• _EXERCISE OBJECTIVE_
Search the listing below for the string "icon" and show each line that contains it.

___ SUPPLIED RECORDS ___

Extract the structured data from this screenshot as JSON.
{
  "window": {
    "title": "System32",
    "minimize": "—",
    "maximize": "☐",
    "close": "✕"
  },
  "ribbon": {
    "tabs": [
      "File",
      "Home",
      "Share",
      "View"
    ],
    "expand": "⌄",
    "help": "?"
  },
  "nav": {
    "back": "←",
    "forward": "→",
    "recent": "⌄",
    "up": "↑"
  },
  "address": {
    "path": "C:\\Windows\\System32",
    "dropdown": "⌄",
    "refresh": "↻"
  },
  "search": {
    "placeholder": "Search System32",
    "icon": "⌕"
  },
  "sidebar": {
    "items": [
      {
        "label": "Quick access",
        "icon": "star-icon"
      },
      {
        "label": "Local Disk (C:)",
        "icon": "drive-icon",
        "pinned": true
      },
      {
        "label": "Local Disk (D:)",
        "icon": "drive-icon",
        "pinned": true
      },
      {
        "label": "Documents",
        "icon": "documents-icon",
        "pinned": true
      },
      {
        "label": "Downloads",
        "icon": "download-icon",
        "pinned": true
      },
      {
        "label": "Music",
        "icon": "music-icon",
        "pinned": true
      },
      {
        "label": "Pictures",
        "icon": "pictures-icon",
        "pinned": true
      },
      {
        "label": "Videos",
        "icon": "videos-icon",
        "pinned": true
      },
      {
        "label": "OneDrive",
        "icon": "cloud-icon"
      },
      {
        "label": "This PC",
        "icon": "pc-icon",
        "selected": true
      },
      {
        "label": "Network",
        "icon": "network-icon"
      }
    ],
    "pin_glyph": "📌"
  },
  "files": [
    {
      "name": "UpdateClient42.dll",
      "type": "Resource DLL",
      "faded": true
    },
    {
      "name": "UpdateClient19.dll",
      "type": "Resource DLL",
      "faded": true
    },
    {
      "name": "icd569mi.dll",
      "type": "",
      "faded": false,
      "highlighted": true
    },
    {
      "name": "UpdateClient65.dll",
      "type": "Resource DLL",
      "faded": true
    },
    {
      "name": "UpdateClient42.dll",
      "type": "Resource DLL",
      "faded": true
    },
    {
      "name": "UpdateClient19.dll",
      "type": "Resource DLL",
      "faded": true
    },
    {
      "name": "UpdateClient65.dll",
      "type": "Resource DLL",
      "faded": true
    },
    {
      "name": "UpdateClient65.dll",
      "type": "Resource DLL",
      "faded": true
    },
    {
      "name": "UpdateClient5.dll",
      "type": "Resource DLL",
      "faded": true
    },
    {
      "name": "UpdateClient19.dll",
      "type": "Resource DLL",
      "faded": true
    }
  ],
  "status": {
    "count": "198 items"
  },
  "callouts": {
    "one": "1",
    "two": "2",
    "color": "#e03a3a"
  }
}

___

• _RESPONSE_
    "icon": "⌕"
        "icon": "star-icon"
        "icon": "drive-icon",
        "icon": "drive-icon",
        "icon": "documents-icon",
        "icon": "download-icon",
        "icon": "music-icon",
        "icon": "pictures-icon",
        "icon": "videos-icon",
        "icon": "cloud-icon"
        "icon": "pc-icon",
        "icon": "network-icon"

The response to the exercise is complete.